%%
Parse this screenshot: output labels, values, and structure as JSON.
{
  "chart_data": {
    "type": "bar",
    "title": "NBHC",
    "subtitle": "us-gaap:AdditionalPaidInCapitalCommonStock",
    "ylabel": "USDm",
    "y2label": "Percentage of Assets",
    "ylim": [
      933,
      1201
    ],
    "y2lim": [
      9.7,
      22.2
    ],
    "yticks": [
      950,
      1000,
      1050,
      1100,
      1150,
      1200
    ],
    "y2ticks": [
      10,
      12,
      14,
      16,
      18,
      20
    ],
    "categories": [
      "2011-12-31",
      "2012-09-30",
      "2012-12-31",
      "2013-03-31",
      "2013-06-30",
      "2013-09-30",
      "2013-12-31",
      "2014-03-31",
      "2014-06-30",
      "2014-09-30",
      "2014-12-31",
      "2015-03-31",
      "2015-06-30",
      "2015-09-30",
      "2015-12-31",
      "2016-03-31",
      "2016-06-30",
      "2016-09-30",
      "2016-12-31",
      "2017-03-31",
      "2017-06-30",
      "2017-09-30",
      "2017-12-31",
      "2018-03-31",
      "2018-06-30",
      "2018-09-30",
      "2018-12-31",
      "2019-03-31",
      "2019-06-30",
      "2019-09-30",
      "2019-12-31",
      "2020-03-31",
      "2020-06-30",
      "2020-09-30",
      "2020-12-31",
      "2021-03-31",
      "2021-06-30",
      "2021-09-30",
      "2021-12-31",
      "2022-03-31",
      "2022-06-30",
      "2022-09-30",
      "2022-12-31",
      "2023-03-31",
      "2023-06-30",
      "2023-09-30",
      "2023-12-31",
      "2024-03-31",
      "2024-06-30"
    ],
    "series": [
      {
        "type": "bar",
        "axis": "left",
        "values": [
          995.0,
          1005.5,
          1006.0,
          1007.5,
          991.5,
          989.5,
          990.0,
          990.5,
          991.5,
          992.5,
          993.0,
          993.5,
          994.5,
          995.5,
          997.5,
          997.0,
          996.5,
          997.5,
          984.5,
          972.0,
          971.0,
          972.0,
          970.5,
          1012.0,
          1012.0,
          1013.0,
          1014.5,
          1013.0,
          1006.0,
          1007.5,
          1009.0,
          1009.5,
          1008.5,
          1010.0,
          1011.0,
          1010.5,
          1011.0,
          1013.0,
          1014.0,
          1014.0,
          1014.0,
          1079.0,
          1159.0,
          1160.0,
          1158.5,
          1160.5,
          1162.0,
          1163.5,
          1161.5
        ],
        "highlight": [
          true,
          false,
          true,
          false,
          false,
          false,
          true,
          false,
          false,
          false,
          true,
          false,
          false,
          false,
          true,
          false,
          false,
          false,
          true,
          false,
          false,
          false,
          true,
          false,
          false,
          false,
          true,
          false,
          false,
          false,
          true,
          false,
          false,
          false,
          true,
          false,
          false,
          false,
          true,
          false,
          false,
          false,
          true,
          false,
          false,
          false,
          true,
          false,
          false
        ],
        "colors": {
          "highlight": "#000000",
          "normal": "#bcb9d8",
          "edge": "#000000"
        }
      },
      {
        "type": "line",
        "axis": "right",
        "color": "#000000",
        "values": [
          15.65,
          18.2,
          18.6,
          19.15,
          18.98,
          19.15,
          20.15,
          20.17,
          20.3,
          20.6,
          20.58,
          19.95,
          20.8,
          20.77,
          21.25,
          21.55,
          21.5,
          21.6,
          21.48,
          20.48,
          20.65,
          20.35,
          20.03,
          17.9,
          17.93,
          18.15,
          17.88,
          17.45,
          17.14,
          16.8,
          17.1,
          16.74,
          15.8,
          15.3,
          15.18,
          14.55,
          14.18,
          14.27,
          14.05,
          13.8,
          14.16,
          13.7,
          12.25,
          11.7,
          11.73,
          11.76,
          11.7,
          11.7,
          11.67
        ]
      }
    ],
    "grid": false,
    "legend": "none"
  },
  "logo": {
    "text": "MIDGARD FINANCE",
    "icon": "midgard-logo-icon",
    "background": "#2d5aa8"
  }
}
%%
• [WHAT IS BEING ASKED] Write the listing out again, exactly as it reads.

• [RESULT FOR THIS TASK]
Parse this screenshot: output labels, values, and structure as JSON.
{
  "chart_data": {
    "type": "bar",
    "title": "NBHC",
    "subtitle": "us-gaap:AdditionalPaidInCapitalCommonStock",
    "ylabel": "USDm",
    "y2label": "Percentage of Assets",
    "ylim": [
      933,
      1201
    ],
    "y2lim": [
      9.7,
      22.2
    ],
    "yticks": [
      950,
      1000,
      1050,
      1100,
      1150,
      1200
    ],
    "y2ticks": [
      10,
      12,
      14,
      16,
      18,
      20
    ],
    "categories": [
      "2011-12-31",
      "2012-09-30",
      "2012-12-31",
      "2013-03-31",
      "2013-06-30",
      "2013-09-30",
      "2013-12-31",
      "2014-03-31",
      "2014-06-30",
      "2014-09-30",
      "2014-12-31",
      "2015-03-31",
      "2015-06-30",
      "2015-09-30",
      "2015-12-31",
      "2016-03-31",
      "2016-06-30",
      "2016-09-30",
      "2016-12-31",
      "2017-03-31",
      "2017-06-30",
      "2017-09-30",
      "2017-12-31",
      "2018-03-31",
      "2018-06-30",
      "2018-09-30",
      "2018-12-31",
      "2019-03-31",
      "2019-06-30",
      "2019-09-30",
      "2019-12-31",
      "2020-03-31",
      "2020-06-30",
      "2020-09-30",
      "2020-12-31",
      "2021-03-31",
      "2021-06-30",
      "2021-09-30",
      "2021-12-31",
      "2022-03-31",
      "2022-06-30",
      "2022-09-30",
      "2022-12-31",
      "2023-03-31",
      "2023-06-30",
      "2023-09-30",
      "2023-12-31",
      "2024-03-31",
      "2024-06-30"
    ],
    "series": [
      {
        "type": "bar",
        "axis": "left",
        "values": [
          995.0,
          1005.5,
          1006.0,
          1007.5,
          991.5,
          989.5,
          990.0,
          990.5,
          991.5,
          992.5,
          993.0,
          993.5,
          994.5,
          995.5,
          997.5,
          997.0,
          996.5,
          997.5,
          984.5,
          972.0,
          971.0,
          972.0,
          970.5,
          1012.0,
          1012.0,
          1013.0,
          1014.5,
          1013.0,
          1006.0,
          1007.5,
          1009.0,
          1009.5,
          1008.5,
          1010.0,
          1011.0,
          1010.5,
          1011.0,
          1013.0,
          1014.0,
          1014.0,
          1014.0,
          1079.0,
          1159.0,
          1160.0,
          1158.5,
          1160.5,
          1162.0,
          1163.5,
          1161.5
        ],
        "highlight": [
          true,
          false,
          true,
          false,
          false,
          false,
          true,
          false,
          false,
          false,
          true,
          false,
          false,
          false,
          true,
          false,
          false,
          false,
          true,
          false,
          false,
          false,
          true,
          false,
          false,
          false,
          true,
          false,
          false,
          false,
          true,
          false,
          false,
          false,
          true,
          false,
          false,
          false,
          true,
          false,
          false,
          false,
          true,
          false,
          false,
          false,
          true,
          false,
          false
        ],
        "colors": {
          "highlight": "#000000",
          "normal": "#bcb9d8",
          "edge": "#000000"
        }
      },
      {
        "type": "line",
        "axis": "right",
        "color": "#000000",
        "values": [
          15.65,
          18.2,
          18.6,
          19.15,
          18.98,
          19.15,
          20.15,
          20.17,
          20.3,
          20.6,
          20.58,
          19.95,
          20.8,
          20.77,
          21.25,
          21.55,
          21.5,
          21.6,
          21.48,
          20.48,
          20.65,
          20.35,
          20.03,
          17.9,
          17.93,
          18.15,
          17.88,
          17.45,
          17.14,
          16.8,
          17.1,
          16.74,
          15.8,
          15.3,
          15.18,
          14.55,
          14.18,
          14.27,
          14.05,
          13.8,
          14.16,
          13.7,
          12.25,
          11.7,
          11.73,
          11.76,
          11.7,
          11.7,
          11.67
        ]
      }
    ],
    "grid": false,
    "legend": "none"
  },
  "logo": {
    "text": "MIDGARD FINANCE",
    "icon": "midgard-logo-icon",
    "background": "#2d5aa8"
  }
}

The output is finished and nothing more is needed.